--- begin READING PASSAGE ---
[time-nuts] Boeing 787 GPS reception trouble

Bill Woodcock woody at pch.net
Mon Jun 2 17:21:39 UTC 2014


I've flown on 787s three times before, and am about to do so again later today.  The prior times I used my cell phone as normal and didn't give it any thought.  This time I'll pay particular attention and report back.  Twice for me have been Ethiopian Air, once London-Addis, once Dulles-Addis. The third time was ANA Osaka-San Francisco.  Today will be London-Addis again, but a different actual plane, since the previous one is one of the ones that burned. 
    
                -Bill


> On Jun 2, 2014, at 10:03, "Tom Van Baak" <tvb at LeapSecond.com> wrote:
> 
> 1) When I fly I often use my iPhone while on the ground, before take-off or after landing.
> 
> 2) I sometimes carry a GPS receiver. When permitted (varies by airline), it's fun to log NMEA data for a flight and later plot the flight path and duration with UTC accuracy.
--- end READING PASSAGE ---
--- begin DATA SEGMENT ---
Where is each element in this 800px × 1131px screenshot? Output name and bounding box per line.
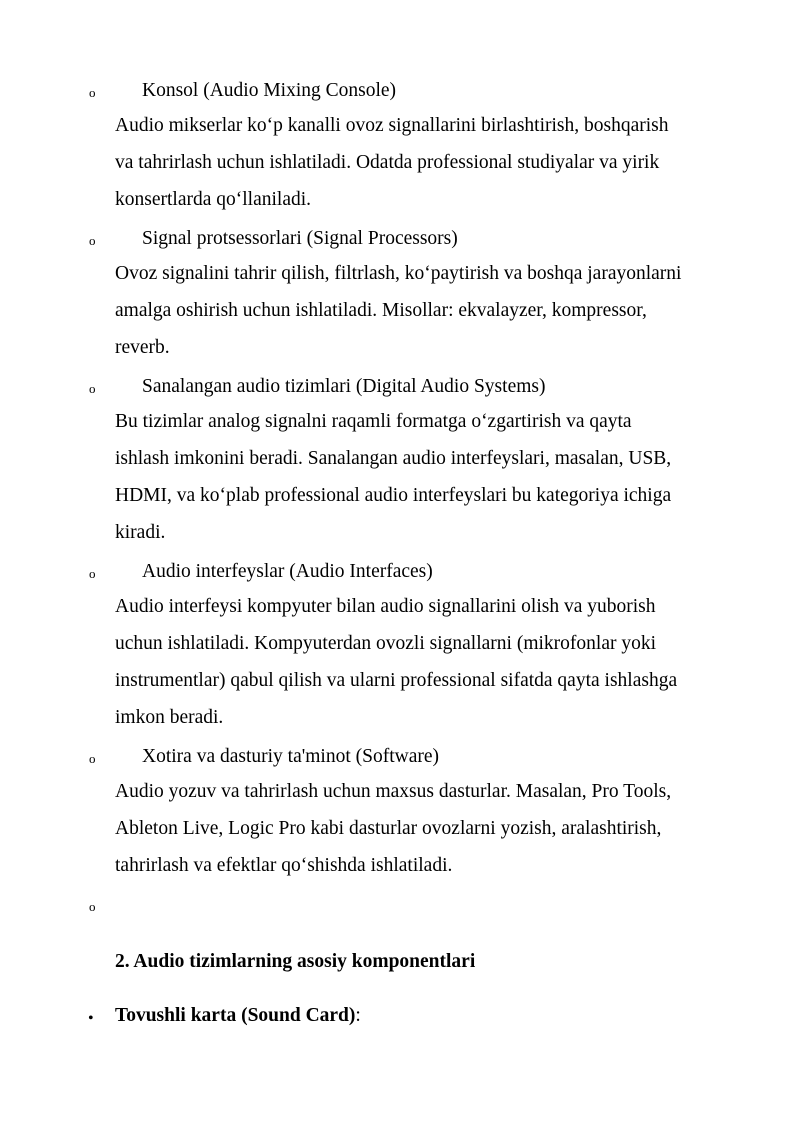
--- end DATA SEGMENT ---
[WRITTEN INSTRUCTION 1] In the 787 GPS post, which airline operated the writer's Osaka-San Francisco flight?
[WRITTEN INSTRUCTION 2] Duplicate the 787 GPS post from "Bill Woodcock woody" to "with UTC accuracy.".

[WRITTEN SOLUTION 1] ANA

[WRITTEN SOLUTION 2]
Bill Woodcock woody at pch.net
Mon Jun 2 17:21:39 UTC 2014


I've flown on 787s three times before, and am about to do so again later today.  The prior times I used my cell phone as normal and didn't give it any thought.  This time I'll pay particular attention and report back.  Twice for me have been Ethiopian Air, once London-Addis, once Dulles-Addis. The third time was ANA Osaka-San Francisco.  Today will be London-Addis again, but a different actual plane, since the previous one is one of the ones that burned. 
    
                -Bill


> On Jun 2, 2014, at 10:03, "Tom Van Baak" <tvb at LeapSecond.com> wrote:
> 
> 1) When I fly I often use my iPhone while on the ground, before take-off or after landing.
> 
> 2) I sometimes carry a GPS receiver. When permitted (varies by airline), it's fun to log NMEA data for a flight and later plot the flight path and duration with UTC accuracy.